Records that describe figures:

┌──

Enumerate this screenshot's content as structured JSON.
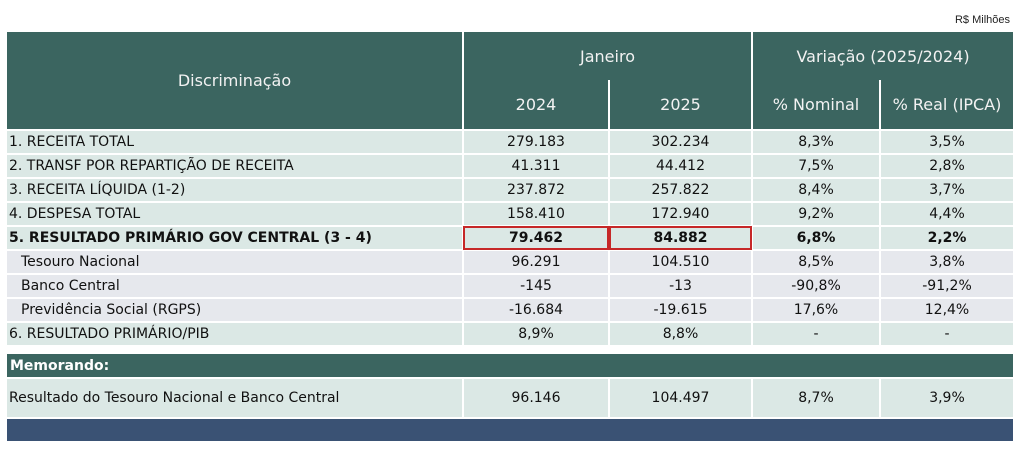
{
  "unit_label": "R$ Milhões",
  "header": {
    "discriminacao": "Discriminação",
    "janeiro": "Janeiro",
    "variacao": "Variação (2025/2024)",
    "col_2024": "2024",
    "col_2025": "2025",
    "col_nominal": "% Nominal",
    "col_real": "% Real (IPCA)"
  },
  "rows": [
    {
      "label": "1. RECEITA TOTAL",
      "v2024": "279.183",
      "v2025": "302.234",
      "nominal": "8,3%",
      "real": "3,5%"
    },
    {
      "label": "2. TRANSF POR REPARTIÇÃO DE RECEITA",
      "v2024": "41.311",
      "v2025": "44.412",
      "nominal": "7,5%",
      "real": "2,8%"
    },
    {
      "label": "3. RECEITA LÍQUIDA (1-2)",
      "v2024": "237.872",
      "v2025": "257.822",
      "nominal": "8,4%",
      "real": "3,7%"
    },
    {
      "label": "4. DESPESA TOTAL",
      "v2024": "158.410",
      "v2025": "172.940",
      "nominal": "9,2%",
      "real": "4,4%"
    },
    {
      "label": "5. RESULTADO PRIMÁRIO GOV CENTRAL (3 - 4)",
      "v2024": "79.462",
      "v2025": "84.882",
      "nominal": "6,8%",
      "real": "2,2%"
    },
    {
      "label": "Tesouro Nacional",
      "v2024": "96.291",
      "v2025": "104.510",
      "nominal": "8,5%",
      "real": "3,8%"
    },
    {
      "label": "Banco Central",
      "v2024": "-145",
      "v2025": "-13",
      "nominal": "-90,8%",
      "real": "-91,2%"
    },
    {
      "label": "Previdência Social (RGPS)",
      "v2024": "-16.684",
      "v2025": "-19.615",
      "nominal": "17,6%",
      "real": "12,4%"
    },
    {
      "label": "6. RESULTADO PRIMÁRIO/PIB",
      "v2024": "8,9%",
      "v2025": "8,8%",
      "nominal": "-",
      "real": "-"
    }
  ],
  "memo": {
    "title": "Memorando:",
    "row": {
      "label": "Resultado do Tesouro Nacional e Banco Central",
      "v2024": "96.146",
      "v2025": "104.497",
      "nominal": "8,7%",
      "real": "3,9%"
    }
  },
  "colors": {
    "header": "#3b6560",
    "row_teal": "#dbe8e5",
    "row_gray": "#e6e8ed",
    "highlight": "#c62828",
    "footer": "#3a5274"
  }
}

└──
┌──

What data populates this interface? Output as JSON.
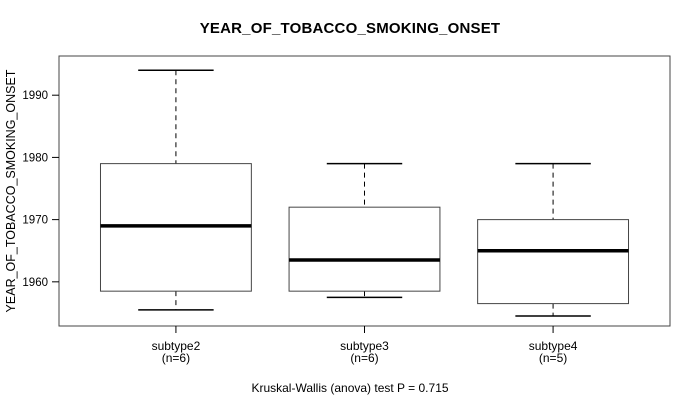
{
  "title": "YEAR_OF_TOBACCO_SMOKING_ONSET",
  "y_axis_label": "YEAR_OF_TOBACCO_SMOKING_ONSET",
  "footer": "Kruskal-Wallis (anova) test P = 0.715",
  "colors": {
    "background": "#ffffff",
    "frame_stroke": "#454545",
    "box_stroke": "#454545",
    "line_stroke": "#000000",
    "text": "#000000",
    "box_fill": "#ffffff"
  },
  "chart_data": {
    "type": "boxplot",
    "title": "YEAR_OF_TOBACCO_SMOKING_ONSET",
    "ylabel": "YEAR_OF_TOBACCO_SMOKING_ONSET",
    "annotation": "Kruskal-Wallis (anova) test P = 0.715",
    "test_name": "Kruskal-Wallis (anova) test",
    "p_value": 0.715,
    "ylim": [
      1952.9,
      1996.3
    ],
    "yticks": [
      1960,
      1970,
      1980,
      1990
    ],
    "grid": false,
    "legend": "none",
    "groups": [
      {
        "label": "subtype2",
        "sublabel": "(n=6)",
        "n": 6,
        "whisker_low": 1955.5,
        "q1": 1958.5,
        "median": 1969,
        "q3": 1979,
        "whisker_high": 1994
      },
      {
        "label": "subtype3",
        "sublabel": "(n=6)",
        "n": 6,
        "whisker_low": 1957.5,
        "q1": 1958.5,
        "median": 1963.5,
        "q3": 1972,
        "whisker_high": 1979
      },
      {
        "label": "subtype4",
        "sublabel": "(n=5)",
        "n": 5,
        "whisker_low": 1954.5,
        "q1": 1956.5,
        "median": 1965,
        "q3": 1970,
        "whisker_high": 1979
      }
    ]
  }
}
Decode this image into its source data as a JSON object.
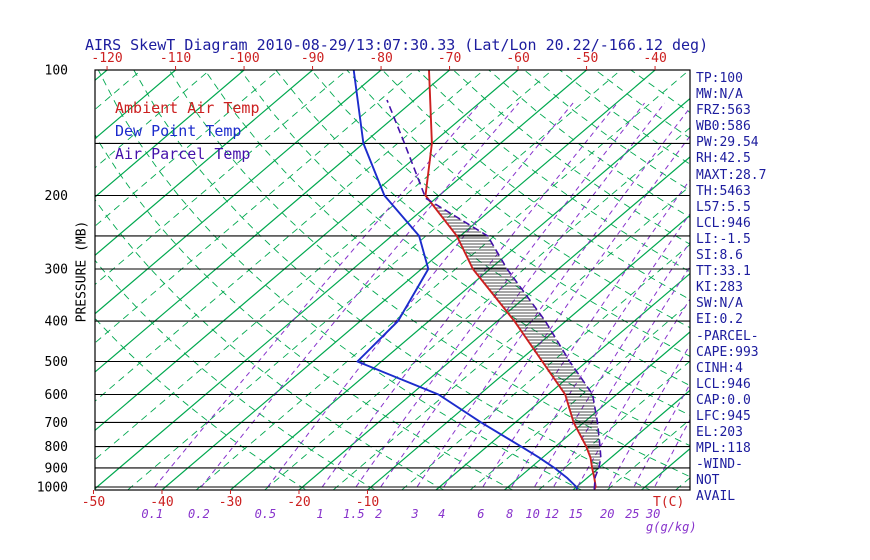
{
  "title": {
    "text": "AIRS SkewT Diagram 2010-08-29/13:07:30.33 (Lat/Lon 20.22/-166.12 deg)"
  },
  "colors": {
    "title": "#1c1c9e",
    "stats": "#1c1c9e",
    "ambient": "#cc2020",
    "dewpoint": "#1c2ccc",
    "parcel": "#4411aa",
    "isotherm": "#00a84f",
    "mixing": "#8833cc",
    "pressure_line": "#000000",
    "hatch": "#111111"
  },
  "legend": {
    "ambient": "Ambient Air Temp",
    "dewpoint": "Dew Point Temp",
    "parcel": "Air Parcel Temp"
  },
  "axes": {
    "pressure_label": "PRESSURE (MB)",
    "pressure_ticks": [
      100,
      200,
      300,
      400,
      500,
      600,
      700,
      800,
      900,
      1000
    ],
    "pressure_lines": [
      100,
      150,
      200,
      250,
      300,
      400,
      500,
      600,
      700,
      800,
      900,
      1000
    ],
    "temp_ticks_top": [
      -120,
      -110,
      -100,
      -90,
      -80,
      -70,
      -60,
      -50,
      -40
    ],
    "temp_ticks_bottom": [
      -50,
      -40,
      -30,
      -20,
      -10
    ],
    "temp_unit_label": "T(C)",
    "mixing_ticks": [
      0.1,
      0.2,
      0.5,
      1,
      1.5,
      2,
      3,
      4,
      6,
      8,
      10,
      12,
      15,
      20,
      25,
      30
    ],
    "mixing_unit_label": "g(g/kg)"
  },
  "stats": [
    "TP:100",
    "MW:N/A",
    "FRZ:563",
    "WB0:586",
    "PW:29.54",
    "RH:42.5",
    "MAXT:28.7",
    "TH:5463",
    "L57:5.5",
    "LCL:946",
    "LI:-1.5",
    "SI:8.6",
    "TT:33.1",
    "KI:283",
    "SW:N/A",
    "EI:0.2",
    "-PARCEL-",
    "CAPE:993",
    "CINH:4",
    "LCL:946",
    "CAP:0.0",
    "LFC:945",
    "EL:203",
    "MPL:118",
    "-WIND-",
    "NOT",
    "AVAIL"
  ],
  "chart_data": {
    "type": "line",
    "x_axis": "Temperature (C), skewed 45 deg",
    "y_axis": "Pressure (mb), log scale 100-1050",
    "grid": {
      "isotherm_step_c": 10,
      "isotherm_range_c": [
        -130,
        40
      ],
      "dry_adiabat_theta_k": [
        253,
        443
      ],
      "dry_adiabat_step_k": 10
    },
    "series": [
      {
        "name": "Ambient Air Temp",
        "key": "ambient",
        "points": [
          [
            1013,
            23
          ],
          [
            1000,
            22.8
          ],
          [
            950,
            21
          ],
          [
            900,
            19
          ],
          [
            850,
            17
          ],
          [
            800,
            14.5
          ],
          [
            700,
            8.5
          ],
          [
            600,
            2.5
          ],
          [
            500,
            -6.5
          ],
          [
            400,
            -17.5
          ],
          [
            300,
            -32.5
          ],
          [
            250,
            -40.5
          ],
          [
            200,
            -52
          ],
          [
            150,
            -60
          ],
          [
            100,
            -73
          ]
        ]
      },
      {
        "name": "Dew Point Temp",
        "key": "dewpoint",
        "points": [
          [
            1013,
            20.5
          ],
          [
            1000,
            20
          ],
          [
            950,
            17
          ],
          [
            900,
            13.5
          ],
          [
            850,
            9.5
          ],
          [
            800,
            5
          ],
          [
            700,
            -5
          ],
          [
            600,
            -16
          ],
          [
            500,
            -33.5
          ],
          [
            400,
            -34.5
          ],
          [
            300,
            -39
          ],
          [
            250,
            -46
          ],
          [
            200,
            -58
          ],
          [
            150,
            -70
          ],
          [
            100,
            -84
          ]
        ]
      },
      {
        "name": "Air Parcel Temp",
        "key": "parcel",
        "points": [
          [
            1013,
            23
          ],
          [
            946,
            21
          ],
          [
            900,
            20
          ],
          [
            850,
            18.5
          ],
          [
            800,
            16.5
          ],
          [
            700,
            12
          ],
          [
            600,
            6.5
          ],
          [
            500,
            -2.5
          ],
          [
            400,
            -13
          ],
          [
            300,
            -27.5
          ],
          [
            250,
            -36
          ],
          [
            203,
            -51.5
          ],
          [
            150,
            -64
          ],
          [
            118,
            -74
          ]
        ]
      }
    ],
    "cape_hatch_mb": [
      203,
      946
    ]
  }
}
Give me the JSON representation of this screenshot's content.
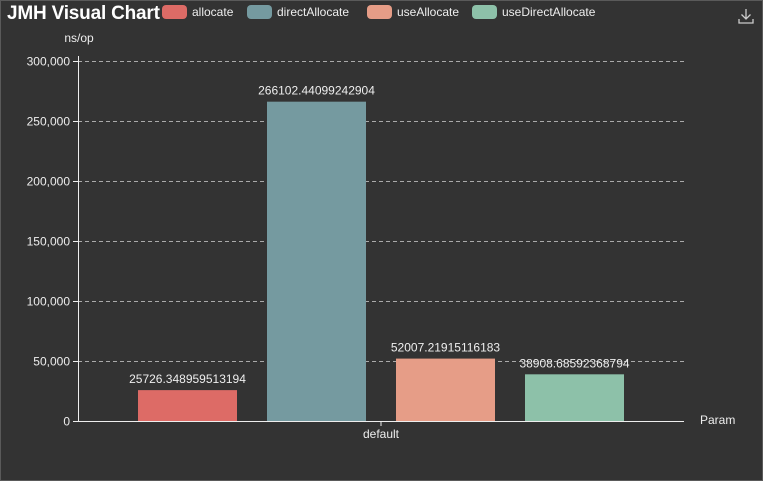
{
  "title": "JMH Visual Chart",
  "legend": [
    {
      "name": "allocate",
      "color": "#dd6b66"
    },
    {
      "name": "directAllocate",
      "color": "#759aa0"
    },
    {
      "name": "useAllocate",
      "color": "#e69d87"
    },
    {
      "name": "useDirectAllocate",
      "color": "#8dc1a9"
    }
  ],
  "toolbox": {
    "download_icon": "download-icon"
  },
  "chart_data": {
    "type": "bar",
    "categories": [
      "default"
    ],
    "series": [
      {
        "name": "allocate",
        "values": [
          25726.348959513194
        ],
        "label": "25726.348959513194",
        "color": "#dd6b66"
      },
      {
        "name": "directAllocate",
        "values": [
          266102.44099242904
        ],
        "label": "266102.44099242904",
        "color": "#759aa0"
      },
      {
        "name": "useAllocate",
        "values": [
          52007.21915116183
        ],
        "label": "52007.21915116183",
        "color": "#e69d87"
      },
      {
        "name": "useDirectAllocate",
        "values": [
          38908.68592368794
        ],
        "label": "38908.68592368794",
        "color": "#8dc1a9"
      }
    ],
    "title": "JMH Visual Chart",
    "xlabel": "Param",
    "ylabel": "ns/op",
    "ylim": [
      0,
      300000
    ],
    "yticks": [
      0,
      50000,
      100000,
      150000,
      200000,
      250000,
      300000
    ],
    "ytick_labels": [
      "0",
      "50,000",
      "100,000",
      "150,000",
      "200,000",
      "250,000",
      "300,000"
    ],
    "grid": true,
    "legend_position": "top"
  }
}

└──

* TASK GOAL *
Respond with nothing but the number of lines in the entries that contain the string "useDirectAllocate".

* TASK ANSWER *
2